[Start]

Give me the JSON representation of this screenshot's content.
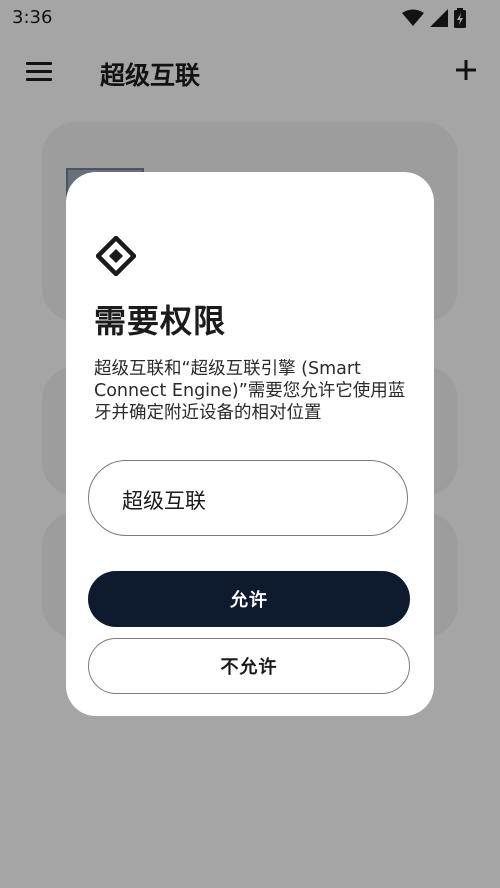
{
  "status_bar": {
    "time": "3:36",
    "icons": [
      "wifi-icon",
      "signal-icon",
      "battery-icon"
    ]
  },
  "app_bar": {
    "title": "超级互联",
    "menu_icon": "menu-icon",
    "add_icon": "add-icon"
  },
  "dialog": {
    "icon": "permission-diamond-icon",
    "title": "需要权限",
    "message": "超级互联和“超级互联引擎 (Smart Connect Engine)”需要您允许它使用蓝牙并确定附近设备的相对位置",
    "app_name": "超级互联",
    "allow_label": "允许",
    "deny_label": "不允许"
  },
  "colors": {
    "primary_button": "#0e1a2e",
    "scrim": "rgba(0,0,0,0.32)",
    "dialog_bg": "#ffffff"
  }
}
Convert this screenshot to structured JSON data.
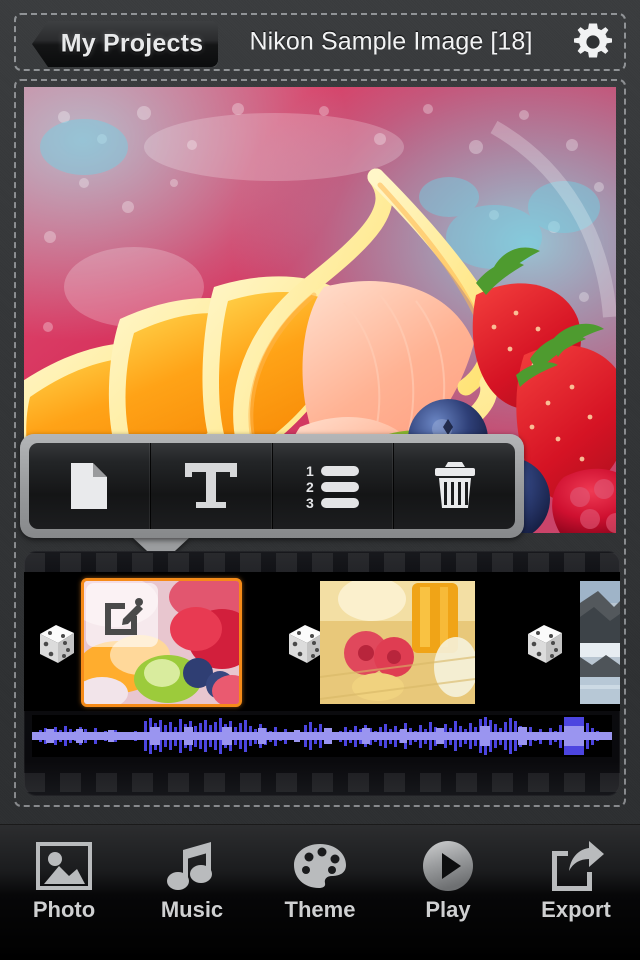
{
  "header": {
    "back_label": "My Projects",
    "title": "Nikon Sample Image [18]",
    "gear_icon": "gear-icon"
  },
  "stage": {
    "photo_description": "fruit salad with orange slices, grapefruit, kiwi, strawberries and blueberries on a pink patterned plate"
  },
  "popover": {
    "buttons": [
      {
        "icon": "page-icon",
        "name": "duplicate-slide-button"
      },
      {
        "icon": "text-icon",
        "name": "add-text-button"
      },
      {
        "icon": "numbered-list-icon",
        "name": "reorder-slides-button"
      },
      {
        "icon": "trash-icon",
        "name": "delete-slide-button"
      }
    ]
  },
  "timeline": {
    "slides": [
      {
        "name": "slide-1",
        "selected": true,
        "badge_icon": "edit-icon",
        "description": "fruit salad"
      },
      {
        "name": "slide-2",
        "selected": false,
        "description": "red gerbera flowers with glassware"
      },
      {
        "name": "slide-3",
        "selected": false,
        "description": "snowy mountain lake"
      }
    ],
    "transitions": [
      {
        "name": "transition-1",
        "icon": "dice-icon"
      },
      {
        "name": "transition-2",
        "icon": "dice-icon"
      },
      {
        "name": "transition-3",
        "icon": "dice-icon"
      }
    ],
    "audio_track": {
      "name": "audio-waveform",
      "color": "#4c45e0"
    }
  },
  "tabbar": {
    "items": [
      {
        "label": "Photo",
        "icon": "photo-icon"
      },
      {
        "label": "Music",
        "icon": "music-note-icon"
      },
      {
        "label": "Theme",
        "icon": "palette-icon"
      },
      {
        "label": "Play",
        "icon": "play-icon"
      },
      {
        "label": "Export",
        "icon": "share-icon"
      }
    ]
  },
  "colors": {
    "selection_orange": "#f58b19",
    "waveform_blue": "#4c45e0",
    "chrome_dark": "#313335",
    "popover_gray": "#9b9d9f"
  }
}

[End]

_Task to carry out_. Write out the whole listing exactly, and drop the pictures.

_Final result_.
Give me the JSON representation of this screenshot's content.
{
  "status_bar": {
    "time": "3:36",
    "icons": [
      "wifi-icon",
      "signal-icon",
      "battery-icon"
    ]
  },
  "app_bar": {
    "title": "超级互联",
    "menu_icon": "menu-icon",
    "add_icon": "add-icon"
  },
  "dialog": {
    "icon": "permission-diamond-icon",
    "title": "需要权限",
    "message": "超级互联和“超级互联引擎 (Smart Connect Engine)”需要您允许它使用蓝牙并确定附近设备的相对位置",
    "app_name": "超级互联",
    "allow_label": "允许",
    "deny_label": "不允许"
  },
  "colors": {
    "primary_button": "#0e1a2e",
    "scrim": "rgba(0,0,0,0.32)",
    "dialog_bg": "#ffffff"
  }
}
Convert this screenshot to structured JSON data.
{
  "header": {
    "back_label": "My Projects",
    "title": "Nikon Sample Image [18]",
    "gear_icon": "gear-icon"
  },
  "stage": {
    "photo_description": "fruit salad with orange slices, grapefruit, kiwi, strawberries and blueberries on a pink patterned plate"
  },
  "popover": {
    "buttons": [
      {
        "icon": "page-icon",
        "name": "duplicate-slide-button"
      },
      {
        "icon": "text-icon",
        "name": "add-text-button"
      },
      {
        "icon": "numbered-list-icon",
        "name": "reorder-slides-button"
      },
      {
        "icon": "trash-icon",
        "name": "delete-slide-button"
      }
    ]
  },
  "timeline": {
    "slides": [
      {
        "name": "slide-1",
        "selected": true,
        "badge_icon": "edit-icon",
        "description": "fruit salad"
      },
      {
        "name": "slide-2",
        "selected": false,
        "description": "red gerbera flowers with glassware"
      },
      {
        "name": "slide-3",
        "selected": false,
        "description": "snowy mountain lake"
      }
    ],
    "transitions": [
      {
        "name": "transition-1",
        "icon": "dice-icon"
      },
      {
        "name": "transition-2",
        "icon": "dice-icon"
      },
      {
        "name": "transition-3",
        "icon": "dice-icon"
      }
    ],
    "audio_track": {
      "name": "audio-waveform",
      "color": "#4c45e0"
    }
  },
  "tabbar": {
    "items": [
      {
        "label": "Photo",
        "icon": "photo-icon"
      },
      {
        "label": "Music",
        "icon": "music-note-icon"
      },
      {
        "label": "Theme",
        "icon": "palette-icon"
      },
      {
        "label": "Play",
        "icon": "play-icon"
      },
      {
        "label": "Export",
        "icon": "share-icon"
      }
    ]
  },
  "colors": {
    "selection_orange": "#f58b19",
    "waveform_blue": "#4c45e0",
    "chrome_dark": "#313335",
    "popover_gray": "#9b9d9f"
  }
}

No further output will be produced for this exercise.